[Records from a collection of figures]
************

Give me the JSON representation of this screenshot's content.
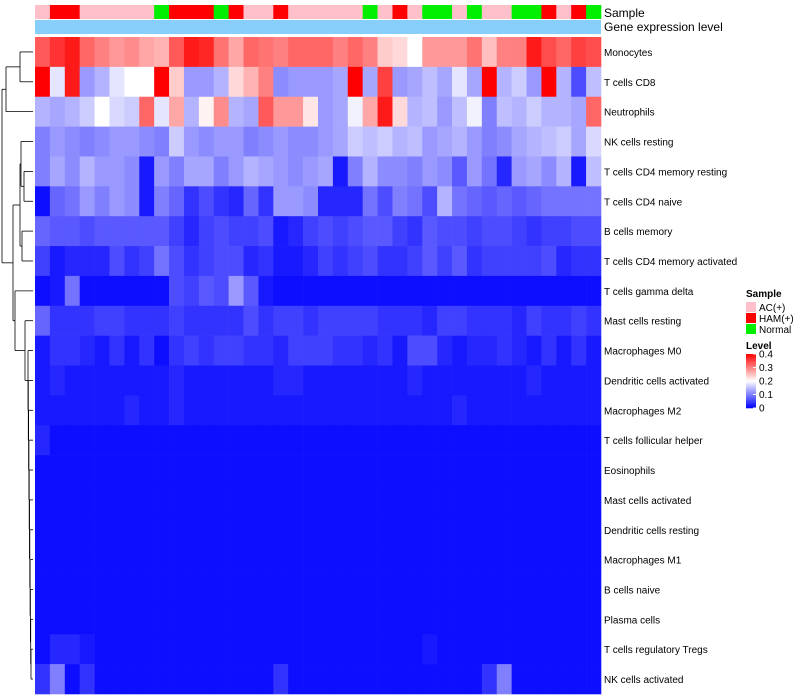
{
  "chart_data": {
    "type": "heatmap",
    "title": "",
    "annotation_labels": [
      "Sample",
      "Gene expression level"
    ],
    "sample_groups": [
      "AC(+)",
      "HAM(+)",
      "HAM(+)",
      "AC(+)",
      "AC(+)",
      "AC(+)",
      "AC(+)",
      "AC(+)",
      "Normal",
      "HAM(+)",
      "HAM(+)",
      "HAM(+)",
      "Normal",
      "HAM(+)",
      "AC(+)",
      "AC(+)",
      "HAM(+)",
      "AC(+)",
      "AC(+)",
      "AC(+)",
      "AC(+)",
      "AC(+)",
      "Normal",
      "AC(+)",
      "HAM(+)",
      "AC(+)",
      "Normal",
      "Normal",
      "AC(+)",
      "Normal",
      "AC(+)",
      "AC(+)",
      "Normal",
      "Normal",
      "HAM(+)",
      "AC(+)",
      "HAM(+)",
      "Normal"
    ],
    "rows": [
      {
        "name": "Monocytes",
        "values": [
          0.33,
          0.36,
          0.38,
          0.32,
          0.3,
          0.28,
          0.29,
          0.27,
          0.26,
          0.33,
          0.38,
          0.37,
          0.31,
          0.27,
          0.32,
          0.31,
          0.3,
          0.32,
          0.32,
          0.32,
          0.3,
          0.32,
          0.3,
          0.24,
          0.23,
          0.2,
          0.28,
          0.28,
          0.28,
          0.31,
          0.25,
          0.3,
          0.3,
          0.38,
          0.34,
          0.32,
          0.35,
          0.34
        ]
      },
      {
        "name": "T cells CD8",
        "values": [
          0.4,
          0.18,
          0.38,
          0.12,
          0.14,
          0.18,
          0.2,
          0.2,
          0.4,
          0.24,
          0.12,
          0.12,
          0.14,
          0.23,
          0.26,
          0.3,
          0.11,
          0.12,
          0.12,
          0.12,
          0.13,
          0.4,
          0.13,
          0.35,
          0.12,
          0.13,
          0.15,
          0.13,
          0.18,
          0.13,
          0.4,
          0.14,
          0.16,
          0.12,
          0.4,
          0.14,
          0.06,
          0.15
        ]
      },
      {
        "name": "Neutrophils",
        "values": [
          0.14,
          0.13,
          0.14,
          0.16,
          0.2,
          0.17,
          0.16,
          0.32,
          0.18,
          0.27,
          0.14,
          0.21,
          0.29,
          0.14,
          0.13,
          0.33,
          0.28,
          0.28,
          0.22,
          0.12,
          0.13,
          0.19,
          0.27,
          0.38,
          0.23,
          0.14,
          0.15,
          0.12,
          0.15,
          0.19,
          0.1,
          0.15,
          0.14,
          0.16,
          0.14,
          0.14,
          0.13,
          0.32
        ]
      },
      {
        "name": "NK cells resting",
        "values": [
          0.1,
          0.12,
          0.11,
          0.1,
          0.11,
          0.12,
          0.12,
          0.11,
          0.1,
          0.16,
          0.12,
          0.11,
          0.12,
          0.12,
          0.1,
          0.11,
          0.12,
          0.11,
          0.11,
          0.12,
          0.13,
          0.16,
          0.15,
          0.16,
          0.14,
          0.15,
          0.12,
          0.13,
          0.14,
          0.12,
          0.1,
          0.11,
          0.13,
          0.14,
          0.15,
          0.16,
          0.13,
          0.17
        ]
      },
      {
        "name": "T cells CD4 memory resting",
        "values": [
          0.1,
          0.13,
          0.11,
          0.14,
          0.12,
          0.12,
          0.11,
          0.02,
          0.12,
          0.1,
          0.13,
          0.13,
          0.1,
          0.12,
          0.14,
          0.13,
          0.12,
          0.11,
          0.12,
          0.13,
          0.02,
          0.1,
          0.14,
          0.11,
          0.11,
          0.1,
          0.12,
          0.11,
          0.07,
          0.12,
          0.09,
          0.03,
          0.12,
          0.13,
          0.11,
          0.14,
          0.02,
          0.15
        ]
      },
      {
        "name": "T cells CD4 naive",
        "values": [
          0.01,
          0.08,
          0.09,
          0.12,
          0.1,
          0.12,
          0.11,
          0.02,
          0.1,
          0.08,
          0.04,
          0.06,
          0.04,
          0.03,
          0.08,
          0.04,
          0.12,
          0.12,
          0.11,
          0.03,
          0.03,
          0.03,
          0.09,
          0.06,
          0.1,
          0.09,
          0.06,
          0.14,
          0.09,
          0.08,
          0.07,
          0.08,
          0.07,
          0.08,
          0.09,
          0.09,
          0.09,
          0.09
        ]
      },
      {
        "name": "B cells memory",
        "values": [
          0.08,
          0.07,
          0.07,
          0.06,
          0.07,
          0.07,
          0.07,
          0.07,
          0.07,
          0.05,
          0.03,
          0.05,
          0.06,
          0.05,
          0.05,
          0.06,
          0.02,
          0.03,
          0.05,
          0.06,
          0.05,
          0.06,
          0.07,
          0.07,
          0.05,
          0.04,
          0.07,
          0.06,
          0.06,
          0.05,
          0.06,
          0.06,
          0.05,
          0.04,
          0.05,
          0.05,
          0.06,
          0.06
        ]
      },
      {
        "name": "T cells CD4 memory activated",
        "values": [
          0.05,
          0.02,
          0.03,
          0.03,
          0.03,
          0.06,
          0.04,
          0.05,
          0.09,
          0.06,
          0.04,
          0.05,
          0.06,
          0.06,
          0.03,
          0.04,
          0.02,
          0.02,
          0.03,
          0.05,
          0.04,
          0.05,
          0.06,
          0.04,
          0.04,
          0.05,
          0.07,
          0.05,
          0.07,
          0.04,
          0.05,
          0.05,
          0.05,
          0.05,
          0.06,
          0.03,
          0.04,
          0.04
        ]
      },
      {
        "name": "T cells gamma delta",
        "values": [
          0.01,
          0.02,
          0.09,
          0.01,
          0.01,
          0.01,
          0.01,
          0.01,
          0.01,
          0.06,
          0.05,
          0.07,
          0.06,
          0.12,
          0.07,
          0.02,
          0.01,
          0.01,
          0.01,
          0.01,
          0.01,
          0.01,
          0.01,
          0.01,
          0.01,
          0.01,
          0.01,
          0.01,
          0.01,
          0.01,
          0.01,
          0.01,
          0.01,
          0.01,
          0.01,
          0.01,
          0.01,
          0.01
        ]
      },
      {
        "name": "Mast cells resting",
        "values": [
          0.08,
          0.04,
          0.04,
          0.04,
          0.05,
          0.05,
          0.04,
          0.04,
          0.04,
          0.05,
          0.04,
          0.04,
          0.04,
          0.04,
          0.06,
          0.04,
          0.05,
          0.05,
          0.04,
          0.05,
          0.05,
          0.05,
          0.05,
          0.04,
          0.04,
          0.04,
          0.03,
          0.05,
          0.05,
          0.04,
          0.04,
          0.04,
          0.03,
          0.05,
          0.04,
          0.04,
          0.05,
          0.04
        ]
      },
      {
        "name": "Macrophages M0",
        "values": [
          0.02,
          0.04,
          0.04,
          0.03,
          0.02,
          0.04,
          0.02,
          0.04,
          0.01,
          0.04,
          0.05,
          0.04,
          0.05,
          0.05,
          0.04,
          0.04,
          0.03,
          0.05,
          0.05,
          0.05,
          0.04,
          0.04,
          0.03,
          0.04,
          0.02,
          0.06,
          0.06,
          0.03,
          0.02,
          0.03,
          0.03,
          0.04,
          0.03,
          0.02,
          0.04,
          0.02,
          0.04,
          0.02
        ]
      },
      {
        "name": "Dendritic cells activated",
        "values": [
          0.02,
          0.03,
          0.02,
          0.02,
          0.02,
          0.02,
          0.02,
          0.02,
          0.02,
          0.03,
          0.02,
          0.02,
          0.02,
          0.02,
          0.02,
          0.02,
          0.03,
          0.03,
          0.02,
          0.02,
          0.02,
          0.02,
          0.02,
          0.02,
          0.02,
          0.03,
          0.02,
          0.02,
          0.02,
          0.02,
          0.02,
          0.02,
          0.02,
          0.03,
          0.02,
          0.02,
          0.02,
          0.02
        ]
      },
      {
        "name": "Macrophages M2",
        "values": [
          0.02,
          0.02,
          0.02,
          0.02,
          0.02,
          0.02,
          0.03,
          0.02,
          0.02,
          0.03,
          0.02,
          0.02,
          0.02,
          0.02,
          0.02,
          0.02,
          0.02,
          0.02,
          0.02,
          0.02,
          0.02,
          0.02,
          0.02,
          0.02,
          0.02,
          0.02,
          0.02,
          0.02,
          0.03,
          0.02,
          0.02,
          0.02,
          0.02,
          0.02,
          0.02,
          0.02,
          0.02,
          0.02
        ]
      },
      {
        "name": "T cells follicular helper",
        "values": [
          0.03,
          0.01,
          0.01,
          0.01,
          0.01,
          0.01,
          0.01,
          0.01,
          0.01,
          0.01,
          0.01,
          0.01,
          0.01,
          0.01,
          0.01,
          0.01,
          0.01,
          0.01,
          0.01,
          0.01,
          0.01,
          0.01,
          0.01,
          0.01,
          0.01,
          0.01,
          0.01,
          0.01,
          0.01,
          0.01,
          0.01,
          0.01,
          0.01,
          0.01,
          0.01,
          0.01,
          0.01,
          0.01
        ]
      },
      {
        "name": "Eosinophils",
        "values": [
          0.01,
          0.01,
          0.01,
          0.01,
          0.01,
          0.01,
          0.01,
          0.01,
          0.01,
          0.01,
          0.01,
          0.01,
          0.01,
          0.01,
          0.01,
          0.01,
          0.01,
          0.01,
          0.01,
          0.01,
          0.01,
          0.01,
          0.01,
          0.01,
          0.01,
          0.01,
          0.01,
          0.01,
          0.01,
          0.01,
          0.01,
          0.01,
          0.01,
          0.01,
          0.01,
          0.01,
          0.01,
          0.01
        ]
      },
      {
        "name": "Mast cells activated",
        "values": [
          0.01,
          0.01,
          0.01,
          0.01,
          0.01,
          0.01,
          0.01,
          0.01,
          0.01,
          0.01,
          0.01,
          0.01,
          0.01,
          0.01,
          0.01,
          0.01,
          0.01,
          0.01,
          0.01,
          0.01,
          0.01,
          0.01,
          0.01,
          0.01,
          0.01,
          0.01,
          0.01,
          0.01,
          0.01,
          0.01,
          0.01,
          0.01,
          0.01,
          0.01,
          0.01,
          0.01,
          0.01,
          0.01
        ]
      },
      {
        "name": "Dendritic cells resting",
        "values": [
          0.01,
          0.01,
          0.01,
          0.01,
          0.01,
          0.01,
          0.01,
          0.01,
          0.01,
          0.01,
          0.01,
          0.01,
          0.01,
          0.01,
          0.01,
          0.01,
          0.01,
          0.01,
          0.01,
          0.01,
          0.01,
          0.01,
          0.01,
          0.01,
          0.01,
          0.01,
          0.01,
          0.01,
          0.01,
          0.01,
          0.01,
          0.01,
          0.01,
          0.01,
          0.01,
          0.01,
          0.01,
          0.01
        ]
      },
      {
        "name": "Macrophages M1",
        "values": [
          0.01,
          0.01,
          0.01,
          0.01,
          0.01,
          0.01,
          0.01,
          0.01,
          0.01,
          0.01,
          0.01,
          0.01,
          0.01,
          0.01,
          0.01,
          0.01,
          0.01,
          0.01,
          0.01,
          0.01,
          0.01,
          0.01,
          0.01,
          0.01,
          0.01,
          0.01,
          0.01,
          0.01,
          0.01,
          0.01,
          0.01,
          0.01,
          0.01,
          0.01,
          0.01,
          0.01,
          0.01,
          0.01
        ]
      },
      {
        "name": "B cells naive",
        "values": [
          0.01,
          0.01,
          0.01,
          0.01,
          0.01,
          0.01,
          0.01,
          0.01,
          0.01,
          0.01,
          0.01,
          0.01,
          0.01,
          0.01,
          0.01,
          0.01,
          0.01,
          0.01,
          0.01,
          0.01,
          0.01,
          0.01,
          0.01,
          0.01,
          0.01,
          0.01,
          0.01,
          0.01,
          0.01,
          0.01,
          0.01,
          0.01,
          0.01,
          0.01,
          0.01,
          0.01,
          0.01,
          0.01
        ]
      },
      {
        "name": "Plasma cells",
        "values": [
          0.01,
          0.01,
          0.01,
          0.01,
          0.01,
          0.01,
          0.01,
          0.01,
          0.01,
          0.01,
          0.01,
          0.01,
          0.01,
          0.01,
          0.01,
          0.01,
          0.01,
          0.01,
          0.01,
          0.01,
          0.01,
          0.01,
          0.01,
          0.01,
          0.01,
          0.01,
          0.01,
          0.01,
          0.01,
          0.01,
          0.01,
          0.01,
          0.01,
          0.01,
          0.01,
          0.01,
          0.01,
          0.01
        ]
      },
      {
        "name": "T cells regulatory  Tregs",
        "values": [
          0.01,
          0.03,
          0.03,
          0.02,
          0.01,
          0.01,
          0.01,
          0.01,
          0.01,
          0.01,
          0.01,
          0.01,
          0.01,
          0.01,
          0.01,
          0.01,
          0.01,
          0.01,
          0.01,
          0.01,
          0.01,
          0.01,
          0.01,
          0.01,
          0.01,
          0.01,
          0.02,
          0.01,
          0.01,
          0.01,
          0.01,
          0.01,
          0.01,
          0.01,
          0.01,
          0.01,
          0.01,
          0.01
        ]
      },
      {
        "name": "NK cells activated",
        "values": [
          0.04,
          0.1,
          0.01,
          0.04,
          0.01,
          0.01,
          0.01,
          0.01,
          0.01,
          0.01,
          0.01,
          0.01,
          0.01,
          0.01,
          0.01,
          0.01,
          0.04,
          0.01,
          0.01,
          0.01,
          0.01,
          0.01,
          0.01,
          0.01,
          0.01,
          0.01,
          0.01,
          0.01,
          0.01,
          0.01,
          0.04,
          0.1,
          0.01,
          0.01,
          0.01,
          0.01,
          0.01,
          0.01
        ]
      }
    ],
    "color_scale": {
      "title": "Level",
      "min": 0,
      "max": 0.4,
      "ticks": [
        0.4,
        0.3,
        0.2,
        0.1,
        0
      ],
      "colors": [
        "#0000ff",
        "#ffffff",
        "#ff0000"
      ]
    },
    "sample_legend": {
      "title": "Sample",
      "entries": [
        {
          "label": "AC(+)",
          "color": "#ffc0cb"
        },
        {
          "label": "HAM(+)",
          "color": "#ff0000"
        },
        {
          "label": "Normal",
          "color": "#00ee00"
        }
      ]
    },
    "expression_bar_color": "#87cefa"
  }
}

************

### TASK STATEMENT
Show me every line of the entries above that holds "activated".

### RESULT FOR THIS TASK
        "name": "T cells CD4 memory activated",
        "name": "Dendritic cells activated",
        "name": "Mast cells activated",
        "name": "NK cells activated",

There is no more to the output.